Excerpt from a dataset:

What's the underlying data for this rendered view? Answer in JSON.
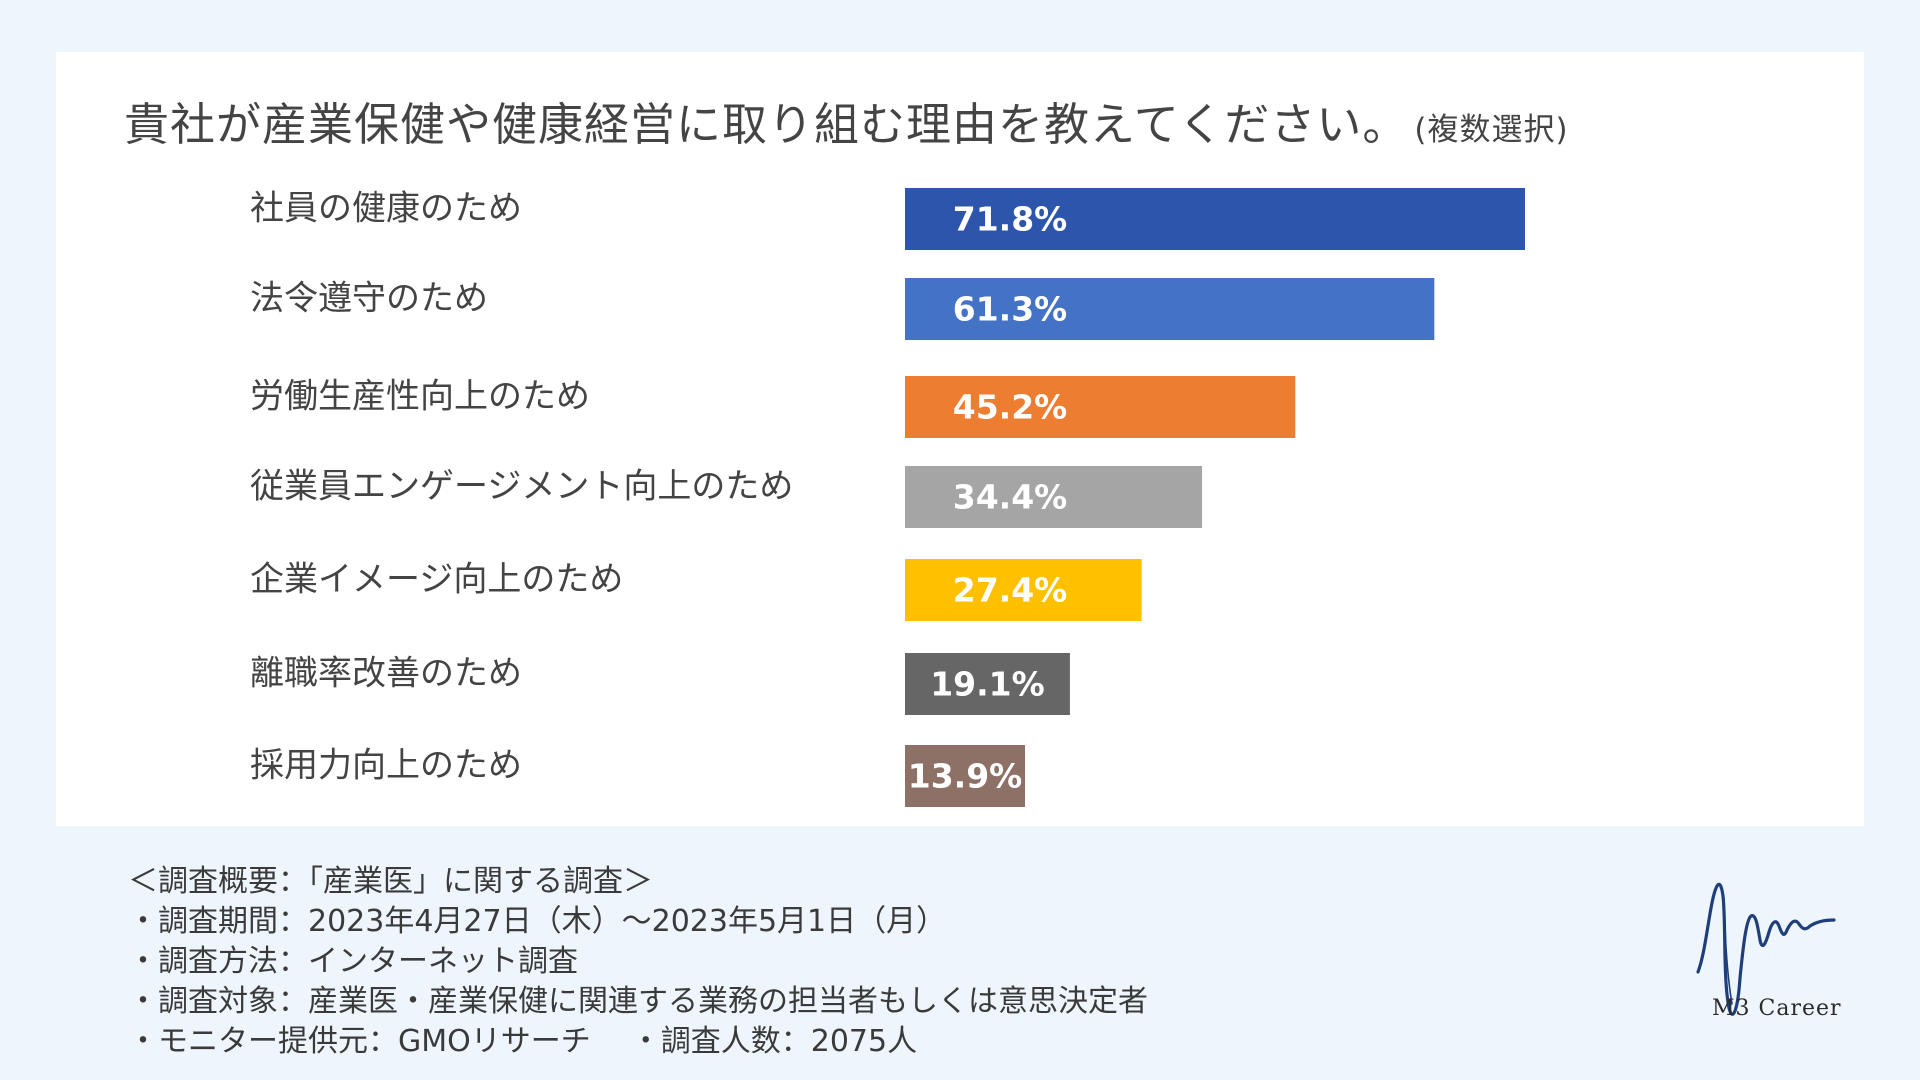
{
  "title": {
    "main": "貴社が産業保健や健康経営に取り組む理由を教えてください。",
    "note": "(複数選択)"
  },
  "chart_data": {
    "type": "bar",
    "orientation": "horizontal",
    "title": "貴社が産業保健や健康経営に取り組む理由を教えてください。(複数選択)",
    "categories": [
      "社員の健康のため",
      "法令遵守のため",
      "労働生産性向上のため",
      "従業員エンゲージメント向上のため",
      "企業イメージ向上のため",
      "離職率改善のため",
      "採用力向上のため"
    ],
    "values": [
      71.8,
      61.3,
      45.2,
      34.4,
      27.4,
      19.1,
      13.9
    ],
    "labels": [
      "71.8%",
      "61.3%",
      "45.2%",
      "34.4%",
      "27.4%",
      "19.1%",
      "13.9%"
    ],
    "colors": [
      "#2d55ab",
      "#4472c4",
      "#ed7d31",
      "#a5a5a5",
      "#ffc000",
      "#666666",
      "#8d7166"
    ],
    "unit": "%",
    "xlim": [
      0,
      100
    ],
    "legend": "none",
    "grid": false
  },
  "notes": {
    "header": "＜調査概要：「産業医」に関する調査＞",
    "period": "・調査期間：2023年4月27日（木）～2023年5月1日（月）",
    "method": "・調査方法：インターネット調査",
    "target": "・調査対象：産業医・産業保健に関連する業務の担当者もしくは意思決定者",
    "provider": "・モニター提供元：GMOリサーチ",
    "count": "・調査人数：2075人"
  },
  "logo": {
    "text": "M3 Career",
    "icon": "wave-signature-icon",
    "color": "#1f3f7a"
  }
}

--

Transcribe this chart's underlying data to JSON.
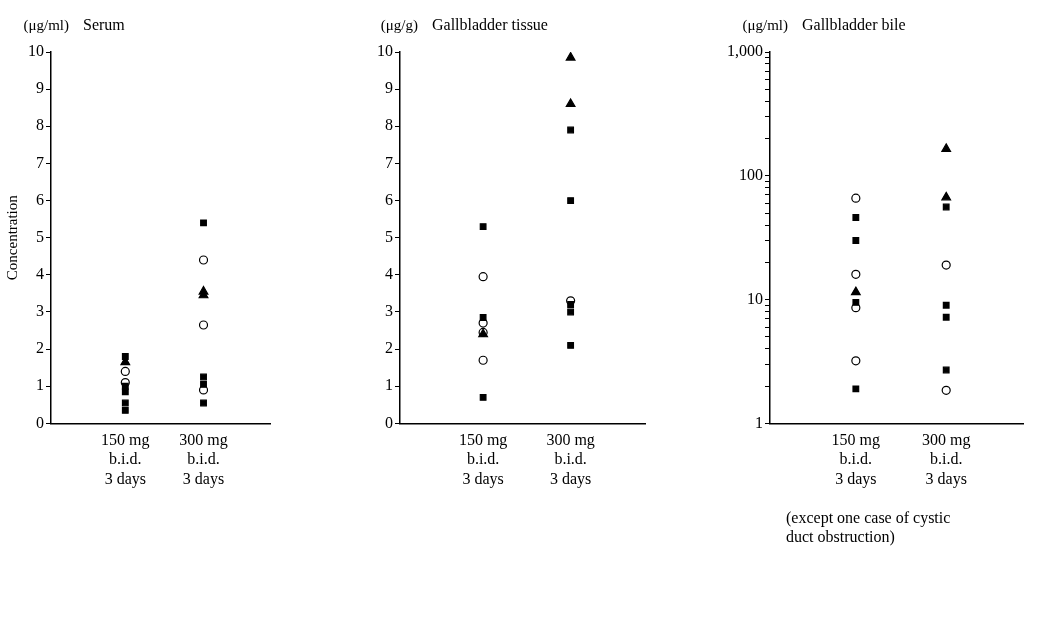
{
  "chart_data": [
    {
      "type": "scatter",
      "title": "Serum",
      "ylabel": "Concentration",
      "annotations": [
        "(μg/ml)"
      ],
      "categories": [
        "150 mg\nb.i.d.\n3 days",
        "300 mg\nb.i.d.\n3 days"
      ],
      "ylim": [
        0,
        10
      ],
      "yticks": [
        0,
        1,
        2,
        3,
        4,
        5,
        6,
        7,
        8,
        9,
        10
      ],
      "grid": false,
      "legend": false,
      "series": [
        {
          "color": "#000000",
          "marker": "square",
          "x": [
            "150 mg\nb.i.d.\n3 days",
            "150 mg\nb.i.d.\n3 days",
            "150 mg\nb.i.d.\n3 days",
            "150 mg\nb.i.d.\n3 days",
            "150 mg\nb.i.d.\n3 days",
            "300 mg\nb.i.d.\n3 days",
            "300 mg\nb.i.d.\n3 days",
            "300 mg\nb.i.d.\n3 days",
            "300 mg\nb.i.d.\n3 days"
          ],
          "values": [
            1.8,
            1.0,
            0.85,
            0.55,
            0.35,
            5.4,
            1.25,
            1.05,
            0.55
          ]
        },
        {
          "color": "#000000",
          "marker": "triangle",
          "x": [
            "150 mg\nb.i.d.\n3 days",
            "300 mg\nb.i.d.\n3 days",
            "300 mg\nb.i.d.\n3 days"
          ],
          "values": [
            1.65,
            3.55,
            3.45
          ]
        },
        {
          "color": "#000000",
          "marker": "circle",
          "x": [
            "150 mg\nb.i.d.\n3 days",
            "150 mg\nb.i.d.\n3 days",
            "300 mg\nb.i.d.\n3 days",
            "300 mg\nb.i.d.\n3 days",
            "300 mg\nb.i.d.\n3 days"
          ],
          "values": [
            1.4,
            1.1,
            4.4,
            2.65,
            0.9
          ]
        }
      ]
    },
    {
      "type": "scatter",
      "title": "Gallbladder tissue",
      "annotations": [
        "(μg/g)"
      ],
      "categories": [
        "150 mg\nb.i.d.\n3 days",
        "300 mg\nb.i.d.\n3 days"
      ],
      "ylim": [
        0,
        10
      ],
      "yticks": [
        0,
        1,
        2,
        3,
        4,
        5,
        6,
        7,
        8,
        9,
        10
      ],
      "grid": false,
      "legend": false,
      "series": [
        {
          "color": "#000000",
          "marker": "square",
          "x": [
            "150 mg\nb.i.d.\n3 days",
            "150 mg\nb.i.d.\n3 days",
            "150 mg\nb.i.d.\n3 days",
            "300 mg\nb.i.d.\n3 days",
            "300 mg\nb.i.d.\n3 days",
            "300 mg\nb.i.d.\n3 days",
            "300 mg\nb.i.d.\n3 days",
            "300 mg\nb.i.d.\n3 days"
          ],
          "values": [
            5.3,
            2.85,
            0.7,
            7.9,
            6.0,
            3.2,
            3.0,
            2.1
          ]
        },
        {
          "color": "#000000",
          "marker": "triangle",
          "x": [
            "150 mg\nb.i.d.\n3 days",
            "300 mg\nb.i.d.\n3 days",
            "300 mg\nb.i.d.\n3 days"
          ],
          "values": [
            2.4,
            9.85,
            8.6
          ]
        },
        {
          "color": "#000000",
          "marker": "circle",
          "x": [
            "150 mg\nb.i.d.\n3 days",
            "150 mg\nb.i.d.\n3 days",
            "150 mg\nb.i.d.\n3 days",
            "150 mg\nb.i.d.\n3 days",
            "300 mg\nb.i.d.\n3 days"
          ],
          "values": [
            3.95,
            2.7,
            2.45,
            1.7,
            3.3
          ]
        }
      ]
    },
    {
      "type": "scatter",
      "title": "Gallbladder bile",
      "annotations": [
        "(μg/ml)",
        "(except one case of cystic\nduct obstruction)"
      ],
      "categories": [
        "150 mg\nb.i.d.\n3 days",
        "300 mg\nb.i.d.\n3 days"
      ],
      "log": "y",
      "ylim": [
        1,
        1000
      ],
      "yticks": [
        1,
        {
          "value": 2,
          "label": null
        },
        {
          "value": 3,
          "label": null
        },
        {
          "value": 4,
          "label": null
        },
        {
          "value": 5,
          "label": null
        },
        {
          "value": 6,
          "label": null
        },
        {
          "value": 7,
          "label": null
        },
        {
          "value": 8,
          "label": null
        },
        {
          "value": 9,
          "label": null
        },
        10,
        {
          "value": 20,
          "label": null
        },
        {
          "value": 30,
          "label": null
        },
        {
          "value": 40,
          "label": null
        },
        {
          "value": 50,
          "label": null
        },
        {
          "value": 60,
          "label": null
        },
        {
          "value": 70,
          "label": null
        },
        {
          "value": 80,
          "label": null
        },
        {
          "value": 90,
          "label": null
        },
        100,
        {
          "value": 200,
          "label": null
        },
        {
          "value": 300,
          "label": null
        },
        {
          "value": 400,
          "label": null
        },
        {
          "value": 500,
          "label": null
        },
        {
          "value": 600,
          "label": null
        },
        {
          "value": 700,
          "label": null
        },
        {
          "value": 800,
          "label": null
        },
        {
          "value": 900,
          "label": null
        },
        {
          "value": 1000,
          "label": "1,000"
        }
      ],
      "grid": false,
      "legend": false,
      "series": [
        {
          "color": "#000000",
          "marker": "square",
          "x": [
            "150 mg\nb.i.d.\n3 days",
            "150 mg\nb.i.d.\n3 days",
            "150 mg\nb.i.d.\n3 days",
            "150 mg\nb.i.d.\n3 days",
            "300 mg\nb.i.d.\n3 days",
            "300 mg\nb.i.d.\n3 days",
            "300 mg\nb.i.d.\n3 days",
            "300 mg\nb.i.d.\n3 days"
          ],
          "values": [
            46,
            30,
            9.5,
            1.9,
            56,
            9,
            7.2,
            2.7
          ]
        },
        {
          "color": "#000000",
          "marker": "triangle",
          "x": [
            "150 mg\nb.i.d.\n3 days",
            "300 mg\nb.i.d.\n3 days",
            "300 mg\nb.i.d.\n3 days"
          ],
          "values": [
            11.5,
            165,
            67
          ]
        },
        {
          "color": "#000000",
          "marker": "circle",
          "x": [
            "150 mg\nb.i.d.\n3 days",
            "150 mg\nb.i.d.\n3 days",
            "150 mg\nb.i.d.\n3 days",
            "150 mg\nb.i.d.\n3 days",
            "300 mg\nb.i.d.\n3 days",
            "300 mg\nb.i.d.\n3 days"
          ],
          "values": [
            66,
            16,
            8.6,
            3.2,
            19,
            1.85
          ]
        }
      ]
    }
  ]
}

**Task to carry out**
Which lines include "Gallbladder"? Copy each of them out.

**Answer for this exercise**
      "title": "Gallbladder tissue",
      "title": "Gallbladder bile",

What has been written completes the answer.